Data records
________________________

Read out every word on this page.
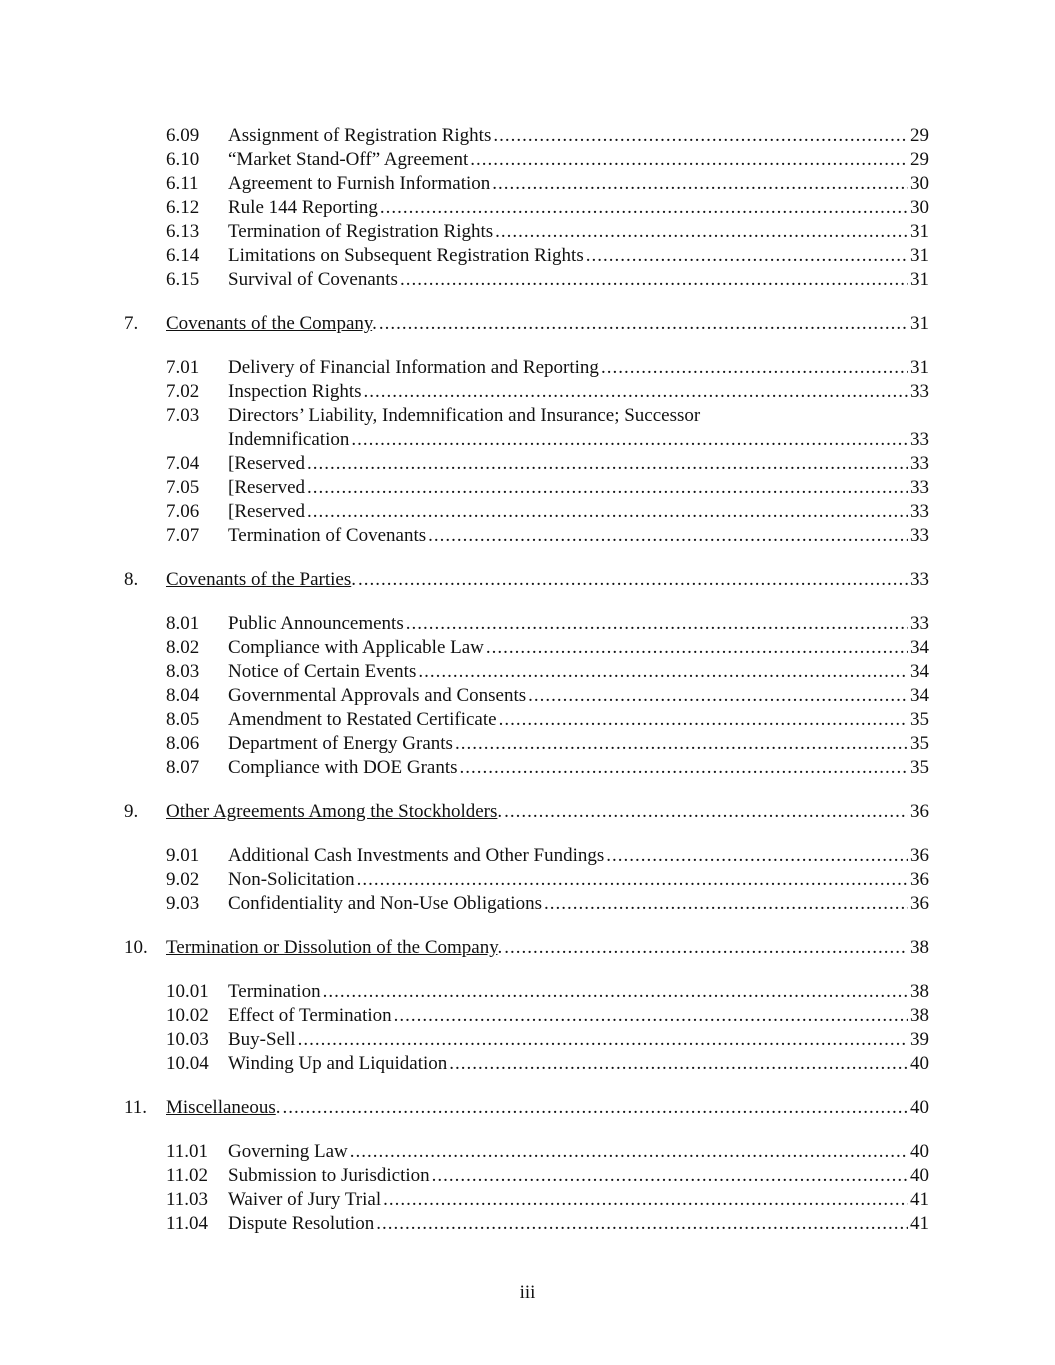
6.09	Assignment of Registration Rights .....	29
6.10	“Market Stand-Off” Agreement .....	29
6.11	Agreement to Furnish Information .....	30
6.12	Rule 144 Reporting .....	30
6.13	Termination of Registration Rights .....	31
6.14	Limitations on Subsequent Registration Rights .....	31
6.15	Survival of Covenants .....	31
7.	Covenants of the Company. .....	31
7.01	Delivery of Financial Information and Reporting .....	31
7.02	Inspection Rights .....	33
7.03	Directors’ Liability, Indemnification and Insurance; Successor
Indemnification .....	33
7.04	[Reserved .....	33
7.05	[Reserved .....	33
7.06	[Reserved .....	33
7.07	Termination of Covenants .....	33
8.	Covenants of the Parties. .....	33
8.01	Public Announcements .....	33
8.02	Compliance with Applicable Law .....	34
8.03	Notice of Certain Events .....	34
8.04	Governmental Approvals and Consents .....	34
8.05	Amendment to Restated Certificate .....	35
8.06	Department of Energy Grants .....	35
8.07	Compliance with DOE Grants .....	35
9.	Other Agreements Among the Stockholders. .....	36
9.01	Additional Cash Investments and Other Fundings .....	36
9.02	Non-Solicitation .....	36
9.03	Confidentiality and Non-Use Obligations .....	36
10. Termination or Dissolution of the Company. .....	38
10.01	Termination .....	38
10.02	Effect of Termination .....	38
10.03	Buy-Sell .....	39
10.04	Winding Up and Liquidation .....	40
11. Miscellaneous. .....	40
11.01	Governing Law .....	40
11.02	Submission to Jurisdiction .....	40
11.03	Waiver of Jury Trial .....	41
11.04	Dispute Resolution .....	41
iii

________________________

Problem statement>
Could you reproduce every record above exactly, leaving out the pictures?

Answer to the task>
Read out every word on this page.
6.09	Assignment of Registration Rights .....	29
6.10	“Market Stand-Off” Agreement .....	29
6.11	Agreement to Furnish Information .....	30
6.12	Rule 144 Reporting .....	30
6.13	Termination of Registration Rights .....	31
6.14	Limitations on Subsequent Registration Rights .....	31
6.15	Survival of Covenants .....	31
7.	Covenants of the Company. .....	31
7.01	Delivery of Financial Information and Reporting .....	31
7.02	Inspection Rights .....	33
7.03	Directors’ Liability, Indemnification and Insurance; Successor
Indemnification .....	33
7.04	[Reserved .....	33
7.05	[Reserved .....	33
7.06	[Reserved .....	33
7.07	Termination of Covenants .....	33
8.	Covenants of the Parties. .....	33
8.01	Public Announcements .....	33
8.02	Compliance with Applicable Law .....	34
8.03	Notice of Certain Events .....	34
8.04	Governmental Approvals and Consents .....	34
8.05	Amendment to Restated Certificate .....	35
8.06	Department of Energy Grants .....	35
8.07	Compliance with DOE Grants .....	35
9.	Other Agreements Among the Stockholders. .....	36
9.01	Additional Cash Investments and Other Fundings .....	36
9.02	Non-Solicitation .....	36
9.03	Confidentiality and Non-Use Obligations .....	36
10. Termination or Dissolution of the Company. .....	38
10.01	Termination .....	38
10.02	Effect of Termination .....	38
10.03	Buy-Sell .....	39
10.04	Winding Up and Liquidation .....	40
11. Miscellaneous. .....	40
11.01	Governing Law .....	40
11.02	Submission to Jurisdiction .....	40
11.03	Waiver of Jury Trial .....	41
11.04	Dispute Resolution .....	41
iii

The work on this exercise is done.